* **REQUIREMENTS**
Restate the records in their entirety, word for word.
══ RECORDS ══
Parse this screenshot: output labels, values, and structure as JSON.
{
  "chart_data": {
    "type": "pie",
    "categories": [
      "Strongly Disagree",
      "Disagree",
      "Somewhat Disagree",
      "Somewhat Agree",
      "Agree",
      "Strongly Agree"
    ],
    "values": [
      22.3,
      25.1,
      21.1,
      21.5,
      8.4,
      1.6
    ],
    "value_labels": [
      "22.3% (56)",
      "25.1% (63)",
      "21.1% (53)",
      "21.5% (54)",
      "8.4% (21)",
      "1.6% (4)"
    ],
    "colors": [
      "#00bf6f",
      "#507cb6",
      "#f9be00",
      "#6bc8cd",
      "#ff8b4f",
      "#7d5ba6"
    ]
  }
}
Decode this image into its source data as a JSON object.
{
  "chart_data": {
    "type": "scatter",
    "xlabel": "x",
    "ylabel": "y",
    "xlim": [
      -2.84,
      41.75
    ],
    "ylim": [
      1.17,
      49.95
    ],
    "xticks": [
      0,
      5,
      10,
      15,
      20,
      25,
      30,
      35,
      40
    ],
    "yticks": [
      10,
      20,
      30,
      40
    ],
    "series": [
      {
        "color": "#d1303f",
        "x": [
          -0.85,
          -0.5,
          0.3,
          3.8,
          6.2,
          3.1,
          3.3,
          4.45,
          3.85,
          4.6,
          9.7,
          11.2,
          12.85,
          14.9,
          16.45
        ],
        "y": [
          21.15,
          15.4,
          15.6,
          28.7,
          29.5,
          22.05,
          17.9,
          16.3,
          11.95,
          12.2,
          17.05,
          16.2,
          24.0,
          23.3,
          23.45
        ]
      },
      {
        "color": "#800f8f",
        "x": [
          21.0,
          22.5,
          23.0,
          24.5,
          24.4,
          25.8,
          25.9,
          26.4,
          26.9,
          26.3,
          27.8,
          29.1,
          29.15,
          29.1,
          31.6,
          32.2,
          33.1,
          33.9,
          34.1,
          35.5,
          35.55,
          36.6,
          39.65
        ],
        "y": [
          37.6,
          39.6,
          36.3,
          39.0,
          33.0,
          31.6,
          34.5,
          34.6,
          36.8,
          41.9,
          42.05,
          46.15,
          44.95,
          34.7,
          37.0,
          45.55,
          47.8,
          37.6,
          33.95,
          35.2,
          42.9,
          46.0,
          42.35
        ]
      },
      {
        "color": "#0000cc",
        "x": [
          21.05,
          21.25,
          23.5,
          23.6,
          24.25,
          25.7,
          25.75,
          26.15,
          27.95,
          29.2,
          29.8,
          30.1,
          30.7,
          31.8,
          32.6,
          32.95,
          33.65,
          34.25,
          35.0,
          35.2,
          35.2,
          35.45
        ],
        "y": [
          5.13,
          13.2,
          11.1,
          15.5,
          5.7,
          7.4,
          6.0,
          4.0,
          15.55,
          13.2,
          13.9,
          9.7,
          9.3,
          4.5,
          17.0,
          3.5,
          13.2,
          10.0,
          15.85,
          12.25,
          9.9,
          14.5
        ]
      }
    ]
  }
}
═══
* **RIGHT ANSWER**
Parse this screenshot: output labels, values, and structure as JSON.
{
  "chart_data": {
    "type": "pie",
    "categories": [
      "Strongly Disagree",
      "Disagree",
      "Somewhat Disagree",
      "Somewhat Agree",
      "Agree",
      "Strongly Agree"
    ],
    "values": [
      22.3,
      25.1,
      21.1,
      21.5,
      8.4,
      1.6
    ],
    "value_labels": [
      "22.3% (56)",
      "25.1% (63)",
      "21.1% (53)",
      "21.5% (54)",
      "8.4% (21)",
      "1.6% (4)"
    ],
    "colors": [
      "#00bf6f",
      "#507cb6",
      "#f9be00",
      "#6bc8cd",
      "#ff8b4f",
      "#7d5ba6"
    ]
  }
}
Decode this image into its source data as a JSON object.
{
  "chart_data": {
    "type": "scatter",
    "xlabel": "x",
    "ylabel": "y",
    "xlim": [
      -2.84,
      41.75
    ],
    "ylim": [
      1.17,
      49.95
    ],
    "xticks": [
      0,
      5,
      10,
      15,
      20,
      25,
      30,
      35,
      40
    ],
    "yticks": [
      10,
      20,
      30,
      40
    ],
    "series": [
      {
        "color": "#d1303f",
        "x": [
          -0.85,
          -0.5,
          0.3,
          3.8,
          6.2,
          3.1,
          3.3,
          4.45,
          3.85,
          4.6,
          9.7,
          11.2,
          12.85,
          14.9,
          16.45
        ],
        "y": [
          21.15,
          15.4,
          15.6,
          28.7,
          29.5,
          22.05,
          17.9,
          16.3,
          11.95,
          12.2,
          17.05,
          16.2,
          24.0,
          23.3,
          23.45
        ]
      },
      {
        "color": "#800f8f",
        "x": [
          21.0,
          22.5,
          23.0,
          24.5,
          24.4,
          25.8,
          25.9,
          26.4,
          26.9,
          26.3,
          27.8,
          29.1,
          29.15,
          29.1,
          31.6,
          32.2,
          33.1,
          33.9,
          34.1,
          35.5,
          35.55,
          36.6,
          39.65
        ],
        "y": [
          37.6,
          39.6,
          36.3,
          39.0,
          33.0,
          31.6,
          34.5,
          34.6,
          36.8,
          41.9,
          42.05,
          46.15,
          44.95,
          34.7,
          37.0,
          45.55,
          47.8,
          37.6,
          33.95,
          35.2,
          42.9,
          46.0,
          42.35
        ]
      },
      {
        "color": "#0000cc",
        "x": [
          21.05,
          21.25,
          23.5,
          23.6,
          24.25,
          25.7,
          25.75,
          26.15,
          27.95,
          29.2,
          29.8,
          30.1,
          30.7,
          31.8,
          32.6,
          32.95,
          33.65,
          34.25,
          35.0,
          35.2,
          35.2,
          35.45
        ],
        "y": [
          5.13,
          13.2,
          11.1,
          15.5,
          5.7,
          7.4,
          6.0,
          4.0,
          15.55,
          13.2,
          13.9,
          9.7,
          9.3,
          4.5,
          17.0,
          3.5,
          13.2,
          10.0,
          15.85,
          12.25,
          9.9,
          14.5
        ]
      }
    ]
  }
}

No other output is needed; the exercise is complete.